== DATA ENTRIES ==
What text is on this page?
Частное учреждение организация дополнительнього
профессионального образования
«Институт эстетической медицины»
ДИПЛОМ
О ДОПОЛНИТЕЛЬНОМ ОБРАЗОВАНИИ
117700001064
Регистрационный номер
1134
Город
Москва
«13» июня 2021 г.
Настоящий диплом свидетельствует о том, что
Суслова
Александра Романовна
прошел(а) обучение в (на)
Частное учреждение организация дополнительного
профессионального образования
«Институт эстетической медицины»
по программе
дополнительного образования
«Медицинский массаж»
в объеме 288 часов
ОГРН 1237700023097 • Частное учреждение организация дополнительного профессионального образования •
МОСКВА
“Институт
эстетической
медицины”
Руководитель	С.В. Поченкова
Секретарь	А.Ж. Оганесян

== TASK DIRECTIONS ==
Give the listing again, word for word.

== PROBLEM SOLUTION ==
What text is on this page?
Частное учреждение организация дополнительнього
профессионального образования
«Институт эстетической медицины»
ДИПЛОМ
О ДОПОЛНИТЕЛЬНОМ ОБРАЗОВАНИИ
117700001064
Регистрационный номер
1134
Город
Москва
«13» июня 2021 г.
Настоящий диплом свидетельствует о том, что
Суслова
Александра Романовна
прошел(а) обучение в (на)
Частное учреждение организация дополнительного
профессионального образования
«Институт эстетической медицины»
по программе
дополнительного образования
«Медицинский массаж»
в объеме 288 часов
ОГРН 1237700023097 • Частное учреждение организация дополнительного профессионального образования •
МОСКВА
“Институт
эстетической
медицины”
Руководитель	С.В. Поченкова
Секретарь	А.Ж. Оганесян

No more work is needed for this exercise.